**Required task:** Copy the records below exactly, omitting any pictures they contain.

**** Source material

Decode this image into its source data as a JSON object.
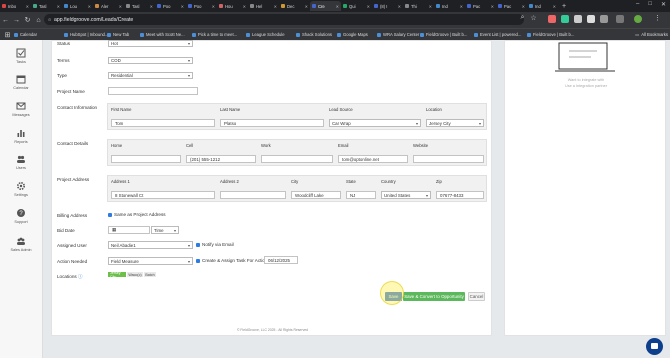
{
  "browser": {
    "tabs": [
      "Inbo",
      "Tasl",
      "Lou",
      "Aler",
      "Tasl",
      "Poo",
      "Poo",
      "Hou",
      "Hel",
      "Dec",
      "Cre",
      "Qui",
      "(8) I",
      "Thi",
      "Ind",
      "Pac",
      "Pac",
      "Ind"
    ],
    "active_tab_index": 10,
    "url": "app.fieldgroove.com/Leads/Create",
    "bookmarks": [
      "Calendar",
      "HubSpot | Inbound...",
      "New Tab",
      "Meet with Scott Ne...",
      "Pick a time to meet...",
      "League Schedule",
      "Shack Solutions",
      "Google Maps",
      "WRA Salary Center",
      "FieldGroove | Built b...",
      "Event List | powered...",
      "FieldGroove | Built b..."
    ],
    "all_bookmarks": "All Bookmarks",
    "accent": "#1f2023"
  },
  "sidebar": {
    "items": [
      {
        "label": "Tasks",
        "icon": "check-icon"
      },
      {
        "label": "Calendar",
        "icon": "calendar-icon"
      },
      {
        "label": "Messages",
        "icon": "message-icon"
      },
      {
        "label": "Reports",
        "icon": "bar-chart-icon"
      },
      {
        "label": "Users",
        "icon": "users-icon"
      },
      {
        "label": "Settings",
        "icon": "gear-icon"
      },
      {
        "label": "Support",
        "icon": "question-icon"
      },
      {
        "label": "Sales Admin",
        "icon": "team-icon"
      }
    ]
  },
  "form": {
    "status": {
      "label": "Status",
      "value": "Hot"
    },
    "terms": {
      "label": "Terms",
      "value": "COD"
    },
    "type": {
      "label": "Type",
      "value": "Residential"
    },
    "project_name": {
      "label": "Project Name",
      "value": ""
    },
    "contact_info": {
      "label": "Contact Information",
      "headers": [
        "First Name",
        "Last Name",
        "Lead Source",
        "Location"
      ],
      "values": [
        "Tom",
        "Platso",
        "Car Wrap",
        "Jersey City"
      ]
    },
    "contact_details": {
      "label": "Contact Details",
      "headers": [
        "Home",
        "Cell",
        "Work",
        "Email",
        "Website"
      ],
      "values": [
        "",
        "(201) 555-1212",
        "",
        "tom@optonline.net",
        ""
      ]
    },
    "project_address": {
      "label": "Project Address",
      "headers": [
        "Address 1",
        "Address 2",
        "City",
        "State",
        "Country",
        "Zip"
      ],
      "values": [
        "8 Stonewall Ct",
        "",
        "Woodcliff Lake",
        "NJ",
        "United States",
        "07677-8433"
      ]
    },
    "billing_address": {
      "label": "Billing Address",
      "checkbox_label": "Same as Project Address"
    },
    "bid_date": {
      "label": "Bid Date",
      "time": "Time"
    },
    "assigned_user": {
      "label": "Assigned User",
      "value": "Neil Abadie1",
      "notify_label": "Notify via Email"
    },
    "action_needed": {
      "label": "Action Needed",
      "value": "Field Measure",
      "task_label": "Create & Assign Task For Action?",
      "task_date": "06/12/2025"
    },
    "locations": {
      "label": "Locations",
      "chips": [
        "Jersey City",
        "Waco(c)",
        "Batch"
      ],
      "chip_colors": [
        "#6cc04a",
        "#e9e9e9",
        "#e9e9e9"
      ]
    },
    "buttons": {
      "save": "Save",
      "save_convert": "Save & Convert to Opportunity",
      "cancel": "Cancel"
    },
    "button_colors": {
      "save": "#2d6fd6",
      "save_convert": "#5cb85c"
    },
    "footer": "© FieldGroove, LLC 2025 - All Rights Reserved"
  },
  "right_panel": {
    "line1": "Want to integrate with",
    "line2": "Use a Integration partner"
  }
}
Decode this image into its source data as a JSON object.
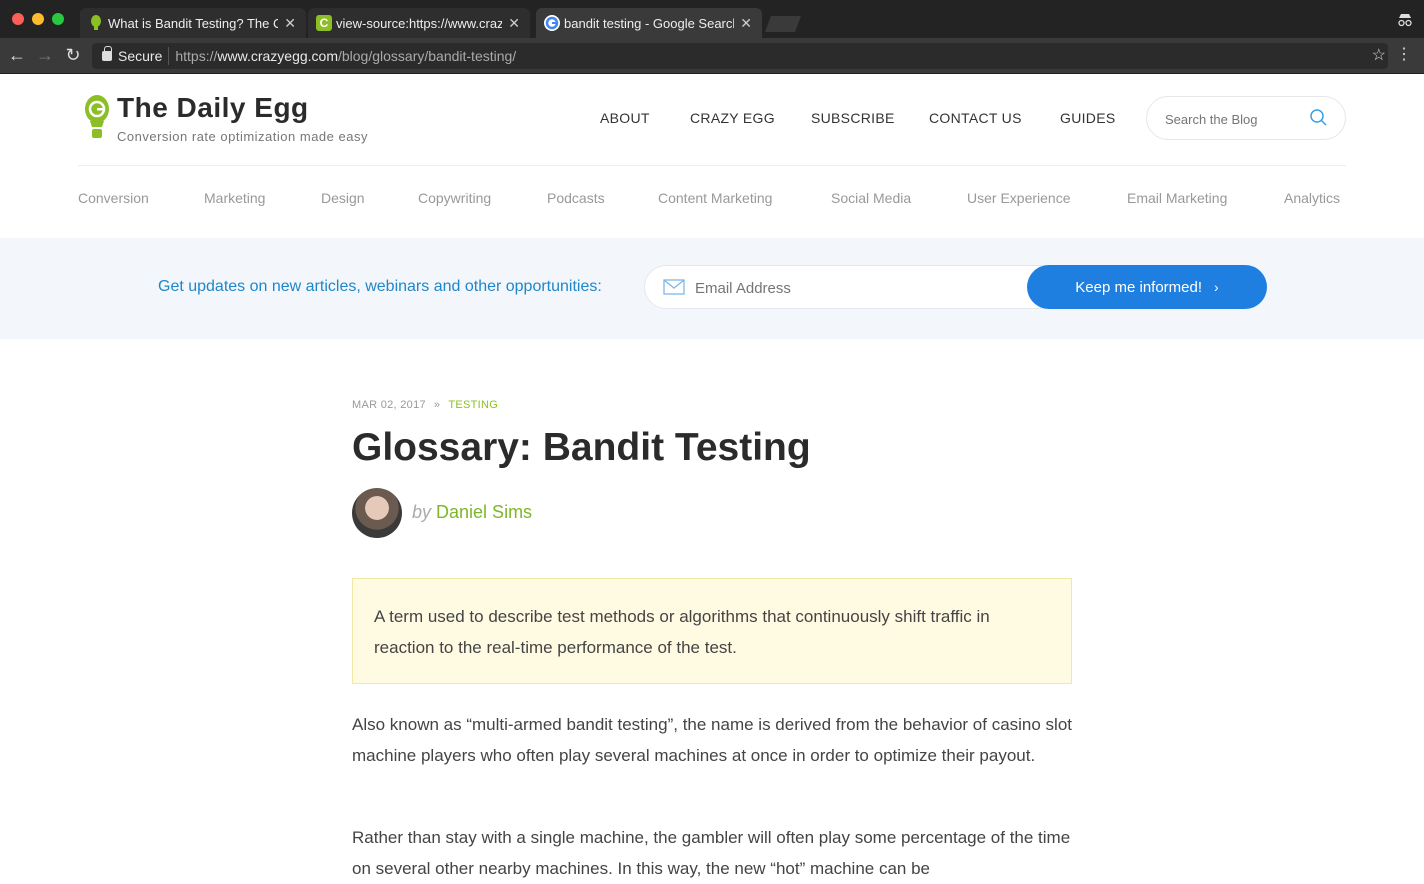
{
  "browser": {
    "tabs": [
      {
        "label": "What is Bandit Testing? The Crazy Egg",
        "favicon_color": "#8cbf26"
      },
      {
        "label": "view-source:https://www.crazyegg.com",
        "favicon_color": "#8cbf26"
      },
      {
        "label": "bandit testing - Google Search",
        "favicon_color": "#4285f4"
      }
    ],
    "secure_label": "Secure",
    "url_scheme": "https://",
    "url_host": "www.crazyegg.com",
    "url_path": "/blog/glossary/bandit-testing/"
  },
  "site": {
    "title": "The Daily Egg",
    "tagline": "Conversion rate optimization made easy",
    "brand_color": "#8cbf26",
    "nav": [
      "ABOUT",
      "CRAZY EGG",
      "SUBSCRIBE",
      "CONTACT US",
      "GUIDES"
    ],
    "search_placeholder": "Search the Blog",
    "categories": [
      "Conversion",
      "Marketing",
      "Design",
      "Copywriting",
      "Podcasts",
      "Content Marketing",
      "Social Media",
      "User Experience",
      "Email Marketing",
      "Analytics"
    ]
  },
  "subscribe": {
    "text": "Get updates on new articles, webinars and other opportunities:",
    "email_placeholder": "Email Address",
    "button_label": "Keep me informed!",
    "button_color": "#1e7fe0"
  },
  "article": {
    "date": "MAR 02, 2017",
    "category": "TESTING",
    "title": "Glossary: Bandit Testing",
    "by": "by",
    "author": "Daniel Sims",
    "definition": "A term used to describe test methods or algorithms that continuously shift traffic in reaction to the real-time performance of the test.",
    "paragraphs": [
      "Also known as “multi-armed bandit testing”, the name is derived from the behavior of casino slot machine players who often play several machines at once in order to optimize their payout.",
      "Rather than stay with a single machine, the gambler will often play some percentage of the time on several other nearby machines. In this way, the new “hot” machine can be"
    ]
  }
}
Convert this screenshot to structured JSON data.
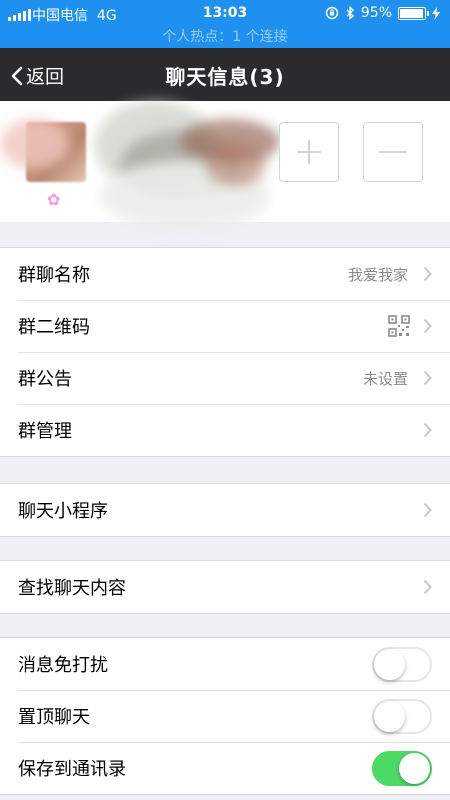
{
  "status_bar": {
    "carrier": "中国电信",
    "network": "4G",
    "time": "13:03",
    "battery": "95%",
    "battery_level": 0.95,
    "hotspot": "个人热点：1 个连接"
  },
  "nav": {
    "back_label": "返回",
    "title": "聊天信息(3)"
  },
  "sections": {
    "group_info": [
      {
        "label": "群聊名称",
        "value": "我爱我家"
      },
      {
        "label": "群二维码",
        "value": ""
      },
      {
        "label": "群公告",
        "value": "未设置"
      },
      {
        "label": "群管理",
        "value": ""
      }
    ],
    "mini_program": {
      "label": "聊天小程序"
    },
    "search": {
      "label": "查找聊天内容"
    },
    "settings": [
      {
        "label": "消息免打扰",
        "on": false
      },
      {
        "label": "置顶聊天",
        "on": false
      },
      {
        "label": "保存到通讯录",
        "on": true
      }
    ]
  },
  "colors": {
    "status_bar": "#1E90F0",
    "nav_bar": "#2B2B2D",
    "switch_on": "#4CD964"
  }
}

********

**Right answer:**
Decode this image into its source data as a JSON object.
{
  "browser": {
    "tabs": [
      "Inbo",
      "Tasl",
      "Lou",
      "Aler",
      "Tasl",
      "Poo",
      "Poo",
      "Hou",
      "Hel",
      "Dec",
      "Cre",
      "Qui",
      "(8) I",
      "Thi",
      "Ind",
      "Pac",
      "Pac",
      "Ind"
    ],
    "active_tab_index": 10,
    "url": "app.fieldgroove.com/Leads/Create",
    "bookmarks": [
      "Calendar",
      "HubSpot | Inbound...",
      "New Tab",
      "Meet with Scott Ne...",
      "Pick a time to meet...",
      "League Schedule",
      "Shack Solutions",
      "Google Maps",
      "WRA Salary Center",
      "FieldGroove | Built b...",
      "Event List | powered...",
      "FieldGroove | Built b..."
    ],
    "all_bookmarks": "All Bookmarks",
    "accent": "#1f2023"
  },
  "sidebar": {
    "items": [
      {
        "label": "Tasks",
        "icon": "check-icon"
      },
      {
        "label": "Calendar",
        "icon": "calendar-icon"
      },
      {
        "label": "Messages",
        "icon": "message-icon"
      },
      {
        "label": "Reports",
        "icon": "bar-chart-icon"
      },
      {
        "label": "Users",
        "icon": "users-icon"
      },
      {
        "label": "Settings",
        "icon": "gear-icon"
      },
      {
        "label": "Support",
        "icon": "question-icon"
      },
      {
        "label": "Sales Admin",
        "icon": "team-icon"
      }
    ]
  },
  "form": {
    "status": {
      "label": "Status",
      "value": "Hot"
    },
    "terms": {
      "label": "Terms",
      "value": "COD"
    },
    "type": {
      "label": "Type",
      "value": "Residential"
    },
    "project_name": {
      "label": "Project Name",
      "value": ""
    },
    "contact_info": {
      "label": "Contact Information",
      "headers": [
        "First Name",
        "Last Name",
        "Lead Source",
        "Location"
      ],
      "values": [
        "Tom",
        "Platso",
        "Car Wrap",
        "Jersey City"
      ]
    },
    "contact_details": {
      "label": "Contact Details",
      "headers": [
        "Home",
        "Cell",
        "Work",
        "Email",
        "Website"
      ],
      "values": [
        "",
        "(201) 555-1212",
        "",
        "tom@optonline.net",
        ""
      ]
    },
    "project_address": {
      "label": "Project Address",
      "headers": [
        "Address 1",
        "Address 2",
        "City",
        "State",
        "Country",
        "Zip"
      ],
      "values": [
        "8 Stonewall Ct",
        "",
        "Woodcliff Lake",
        "NJ",
        "United States",
        "07677-8433"
      ]
    },
    "billing_address": {
      "label": "Billing Address",
      "checkbox_label": "Same as Project Address"
    },
    "bid_date": {
      "label": "Bid Date",
      "time": "Time"
    },
    "assigned_user": {
      "label": "Assigned User",
      "value": "Neil Abadie1",
      "notify_label": "Notify via Email"
    },
    "action_needed": {
      "label": "Action Needed",
      "value": "Field Measure",
      "task_label": "Create & Assign Task For Action?",
      "task_date": "06/12/2025"
    },
    "locations": {
      "label": "Locations",
      "chips": [
        "Jersey City",
        "Waco(c)",
        "Batch"
      ],
      "chip_colors": [
        "#6cc04a",
        "#e9e9e9",
        "#e9e9e9"
      ]
    },
    "buttons": {
      "save": "Save",
      "save_convert": "Save & Convert to Opportunity",
      "cancel": "Cancel"
    },
    "button_colors": {
      "save": "#2d6fd6",
      "save_convert": "#5cb85c"
    },
    "footer": "© FieldGroove, LLC 2025 - All Rights Reserved"
  },
  "right_panel": {
    "line1": "Want to integrate with",
    "line2": "Use a Integration partner"
  }
}
Decode this image into its source data as a JSON object.
{
  "browser": {
    "tabs": [
      {
        "label": "What is Bandit Testing? The Crazy Egg",
        "favicon_color": "#8cbf26"
      },
      {
        "label": "view-source:https://www.crazyegg.com",
        "favicon_color": "#8cbf26"
      },
      {
        "label": "bandit testing - Google Search",
        "favicon_color": "#4285f4"
      }
    ],
    "secure_label": "Secure",
    "url_scheme": "https://",
    "url_host": "www.crazyegg.com",
    "url_path": "/blog/glossary/bandit-testing/"
  },
  "site": {
    "title": "The Daily Egg",
    "tagline": "Conversion rate optimization made easy",
    "brand_color": "#8cbf26",
    "nav": [
      "ABOUT",
      "CRAZY EGG",
      "SUBSCRIBE",
      "CONTACT US",
      "GUIDES"
    ],
    "search_placeholder": "Search the Blog",
    "categories": [
      "Conversion",
      "Marketing",
      "Design",
      "Copywriting",
      "Podcasts",
      "Content Marketing",
      "Social Media",
      "User Experience",
      "Email Marketing",
      "Analytics"
    ]
  },
  "subscribe": {
    "text": "Get updates on new articles, webinars and other opportunities:",
    "email_placeholder": "Email Address",
    "button_label": "Keep me informed!",
    "button_color": "#1e7fe0"
  },
  "article": {
    "date": "MAR 02, 2017",
    "category": "TESTING",
    "title": "Glossary: Bandit Testing",
    "by": "by",
    "author": "Daniel Sims",
    "definition": "A term used to describe test methods or algorithms that continuously shift traffic in reaction to the real-time performance of the test.",
    "paragraphs": [
      "Also known as “multi-armed bandit testing”, the name is derived from the behavior of casino slot machine players who often play several machines at once in order to optimize their payout.",
      "Rather than stay with a single machine, the gambler will often play some percentage of the time on several other nearby machines. In this way, the new “hot” machine can be"
    ]
  }
}
Convert this screenshot to structured JSON data.
{
  "status_bar": {
    "carrier": "中国电信",
    "network": "4G",
    "time": "13:03",
    "battery": "95%",
    "battery_level": 0.95,
    "hotspot": "个人热点：1 个连接"
  },
  "nav": {
    "back_label": "返回",
    "title": "聊天信息(3)"
  },
  "sections": {
    "group_info": [
      {
        "label": "群聊名称",
        "value": "我爱我家"
      },
      {
        "label": "群二维码",
        "value": ""
      },
      {
        "label": "群公告",
        "value": "未设置"
      },
      {
        "label": "群管理",
        "value": ""
      }
    ],
    "mini_program": {
      "label": "聊天小程序"
    },
    "search": {
      "label": "查找聊天内容"
    },
    "settings": [
      {
        "label": "消息免打扰",
        "on": false
      },
      {
        "label": "置顶聊天",
        "on": false
      },
      {
        "label": "保存到通讯录",
        "on": true
      }
    ]
  },
  "colors": {
    "status_bar": "#1E90F0",
    "nav_bar": "#2B2B2D",
    "switch_on": "#4CD964"
  }
}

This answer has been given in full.